= Stated goal =
Go through the material below and copy each line where the word "close" appears.

══════════════════════════════

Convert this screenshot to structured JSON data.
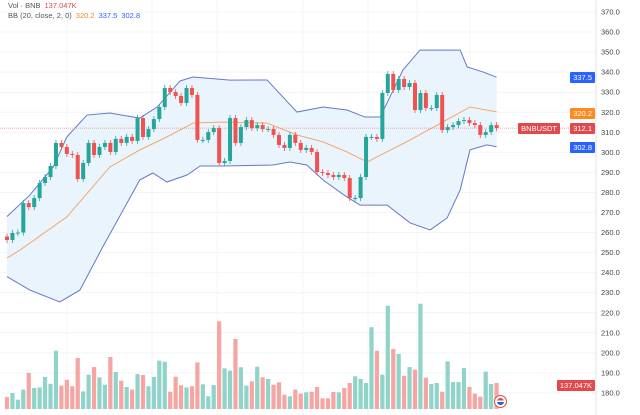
{
  "legend": {
    "vol_label": "Vol · BNB",
    "vol_value": "137.047K",
    "bb_label": "BB (20, close, 2, 0)",
    "bb_basis": "320.2",
    "bb_upper": "337.5",
    "bb_lower": "302.8"
  },
  "badges": {
    "symbol": "BNBUSDT",
    "last_price": "312.1",
    "upper": "337.5",
    "basis": "320.2",
    "lower": "302.8",
    "volume": "137.047K"
  },
  "colors": {
    "up": "#26a69a",
    "down": "#ef5350",
    "vol_up": "#8fd3c9",
    "vol_down": "#f5a5a2",
    "band": "#6678c9",
    "basis": "#f5a05a",
    "band_fill": "#eaf4fc",
    "blue_badge": "#2962ff",
    "orange_badge": "#ff8a1f",
    "red_badge": "#e0494d"
  },
  "chart_data": {
    "type": "candlestick",
    "symbol": "BNBUSDT",
    "ylim": [
      180,
      370
    ],
    "y_ticks": [
      370,
      360,
      350,
      340,
      330,
      320,
      310,
      300,
      290,
      280,
      270,
      260,
      250,
      240,
      230,
      220,
      210,
      200,
      190,
      180
    ],
    "first_open": 258,
    "close": [
      256.3,
      259.8,
      260,
      274.7,
      272.7,
      277.2,
      284.7,
      287.7,
      293.2,
      304.7,
      302.7,
      299.2,
      298.7,
      286.7,
      294.7,
      304.7,
      298.7,
      302.7,
      304.7,
      300.2,
      306.7,
      304.7,
      307.7,
      305.7,
      317.1,
      307.7,
      311.6,
      316.6,
      322.6,
      332.1,
      330.1,
      328.1,
      324.6,
      332.1,
      328.6,
      306.2,
      306.2,
      310.1,
      312.1,
      294.7,
      295.7,
      317.1,
      304.7,
      312.6,
      316.1,
      312.1,
      313.6,
      311.6,
      311.6,
      308.7,
      303.7,
      302.2,
      308.7,
      304.7,
      301.2,
      302.2,
      300.2,
      290.2,
      289.7,
      288.7,
      287.7,
      288.7,
      287.2,
      277.2,
      277.2,
      287.7,
      307.7,
      307.7,
      306.7,
      329.6,
      339.1,
      331.1,
      336.6,
      332.6,
      334.6,
      321.1,
      329.6,
      322.1,
      322.1,
      328.6,
      311.1,
      312.6,
      313.6,
      315.6,
      316.1,
      314.6,
      313.6,
      308.7,
      310.1,
      313.6,
      312.1
    ],
    "volume_k": [
      63,
      84,
      49,
      102,
      190,
      111,
      114,
      169,
      133,
      307,
      123,
      154,
      120,
      269,
      93,
      181,
      221,
      167,
      128,
      274,
      195,
      149,
      116,
      102,
      184,
      179,
      120,
      169,
      255,
      249,
      91,
      170,
      125,
      114,
      120,
      246,
      130,
      67,
      126,
      462,
      214,
      202,
      369,
      220,
      123,
      146,
      223,
      167,
      158,
      128,
      141,
      75,
      67,
      102,
      81,
      88,
      91,
      116,
      56,
      56,
      90,
      88,
      111,
      137,
      172,
      158,
      137,
      431,
      307,
      181,
      544,
      316,
      290,
      175,
      221,
      207,
      555,
      165,
      132,
      137,
      91,
      251,
      142,
      142,
      216,
      116,
      81,
      65,
      197,
      132,
      137.047
    ],
    "bollinger": {
      "period": 20,
      "source": "close",
      "stddev": 2,
      "offset": 0,
      "upper": [
        [
          0,
          268
        ],
        [
          4.2,
          278.7
        ],
        [
          8.5,
          292.7
        ],
        [
          11,
          307.7
        ],
        [
          14.7,
          318.6
        ],
        [
          18.9,
          319.6
        ],
        [
          24.4,
          317.1
        ],
        [
          27.6,
          322.6
        ],
        [
          31.8,
          335.6
        ],
        [
          34.2,
          337.6
        ],
        [
          41,
          336
        ],
        [
          47.8,
          336.1
        ],
        [
          53.3,
          320.1
        ],
        [
          58.1,
          322.6
        ],
        [
          62.5,
          321.1
        ],
        [
          65.8,
          317.6
        ],
        [
          68.6,
          317.6
        ],
        [
          72.8,
          341.1
        ],
        [
          75.9,
          351
        ],
        [
          83.3,
          351
        ],
        [
          84.6,
          342.6
        ],
        [
          87.5,
          340.1
        ],
        [
          90,
          337.5
        ]
      ],
      "basis": [
        [
          0,
          247.3
        ],
        [
          2.4,
          251.3
        ],
        [
          11,
          267.8
        ],
        [
          18.9,
          292.7
        ],
        [
          24.4,
          301.2
        ],
        [
          29.4,
          307.7
        ],
        [
          34.2,
          314.6
        ],
        [
          39.7,
          315.1
        ],
        [
          47.8,
          314.6
        ],
        [
          53.3,
          308.7
        ],
        [
          58.1,
          305.2
        ],
        [
          62.5,
          300.2
        ],
        [
          66.2,
          295.2
        ],
        [
          74.1,
          306.2
        ],
        [
          80.1,
          315.1
        ],
        [
          85.1,
          322.6
        ],
        [
          90,
          320.2
        ]
      ],
      "lower": [
        [
          0,
          238
        ],
        [
          4.2,
          231.3
        ],
        [
          9.7,
          225.4
        ],
        [
          13.4,
          231.3
        ],
        [
          17.6,
          252.8
        ],
        [
          24.4,
          286.2
        ],
        [
          26.8,
          289.7
        ],
        [
          29.4,
          285.2
        ],
        [
          33.1,
          288.7
        ],
        [
          35.5,
          293.2
        ],
        [
          39.7,
          293.2
        ],
        [
          48.9,
          293.7
        ],
        [
          52,
          295.2
        ],
        [
          55.1,
          293.7
        ],
        [
          58.1,
          286.2
        ],
        [
          62.5,
          277.7
        ],
        [
          64.9,
          273.7
        ],
        [
          69.9,
          273.7
        ],
        [
          74.1,
          264.8
        ],
        [
          77.8,
          261.3
        ],
        [
          80.9,
          267.3
        ],
        [
          83.3,
          281.2
        ],
        [
          85.1,
          301.2
        ],
        [
          88.2,
          303.7
        ],
        [
          90,
          302.8
        ]
      ]
    }
  }
}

══════════════════════════════

= Written solution =
    "bb_label": "BB (20, close, 2, 0)",
    "close": [
      "source": "close",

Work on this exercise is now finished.